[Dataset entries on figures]

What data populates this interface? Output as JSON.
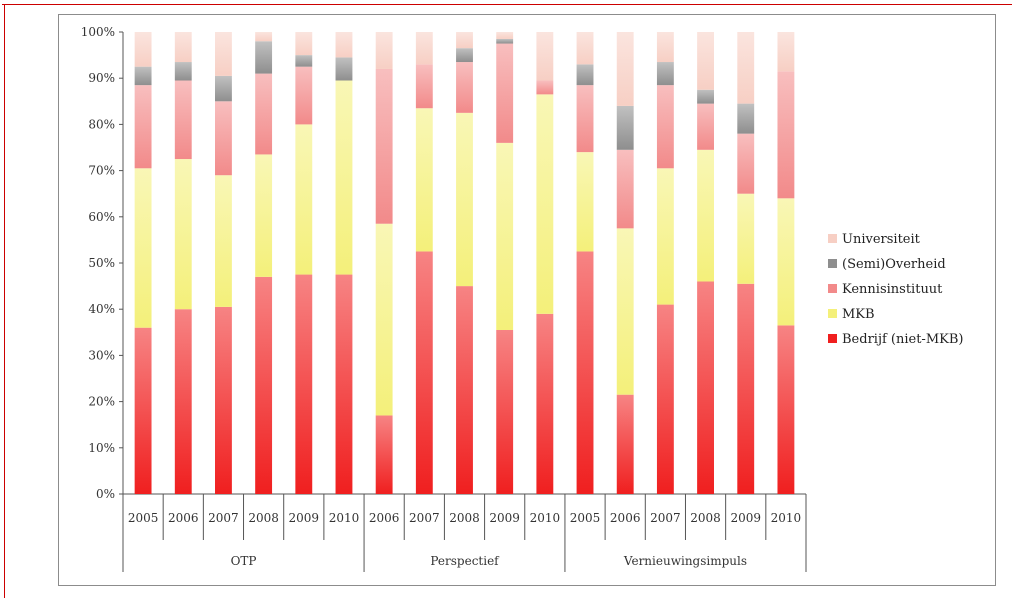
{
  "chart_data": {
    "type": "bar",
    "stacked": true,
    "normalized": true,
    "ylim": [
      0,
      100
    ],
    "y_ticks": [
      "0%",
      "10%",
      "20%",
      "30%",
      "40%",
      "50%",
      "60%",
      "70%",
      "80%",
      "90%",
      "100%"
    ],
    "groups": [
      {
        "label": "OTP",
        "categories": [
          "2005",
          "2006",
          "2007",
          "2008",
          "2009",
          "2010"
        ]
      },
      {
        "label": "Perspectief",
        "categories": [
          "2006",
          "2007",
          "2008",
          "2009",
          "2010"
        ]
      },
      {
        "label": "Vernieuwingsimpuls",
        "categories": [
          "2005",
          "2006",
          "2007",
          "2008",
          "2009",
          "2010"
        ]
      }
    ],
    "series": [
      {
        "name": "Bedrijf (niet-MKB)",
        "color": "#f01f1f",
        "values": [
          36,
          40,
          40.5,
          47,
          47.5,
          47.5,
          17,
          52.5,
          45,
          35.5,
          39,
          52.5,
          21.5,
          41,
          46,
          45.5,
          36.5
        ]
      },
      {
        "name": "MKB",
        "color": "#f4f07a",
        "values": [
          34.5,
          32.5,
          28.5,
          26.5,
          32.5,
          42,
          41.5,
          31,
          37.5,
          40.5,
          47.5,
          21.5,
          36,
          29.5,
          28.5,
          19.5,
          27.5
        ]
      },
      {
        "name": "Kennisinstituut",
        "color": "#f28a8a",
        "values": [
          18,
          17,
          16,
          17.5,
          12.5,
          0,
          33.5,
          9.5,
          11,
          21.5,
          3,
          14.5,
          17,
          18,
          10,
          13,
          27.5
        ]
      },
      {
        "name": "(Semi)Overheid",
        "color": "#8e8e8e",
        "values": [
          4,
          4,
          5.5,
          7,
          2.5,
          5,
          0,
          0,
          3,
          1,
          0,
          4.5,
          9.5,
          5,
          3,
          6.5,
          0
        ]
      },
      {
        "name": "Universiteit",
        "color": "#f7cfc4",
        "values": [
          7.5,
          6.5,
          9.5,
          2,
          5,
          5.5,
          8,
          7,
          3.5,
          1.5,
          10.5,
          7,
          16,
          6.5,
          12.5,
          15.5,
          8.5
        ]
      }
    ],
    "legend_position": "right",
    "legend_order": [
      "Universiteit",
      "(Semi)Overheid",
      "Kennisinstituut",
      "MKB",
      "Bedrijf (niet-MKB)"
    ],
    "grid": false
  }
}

» **TASK OBJECTIVE**: Pick out every line of the listing containing the word "Bedrijf", and show those lines.

» **CORRECT ANSWER**:
        "name": "Bedrijf (niet-MKB)",
      "Bedrijf (niet-MKB)"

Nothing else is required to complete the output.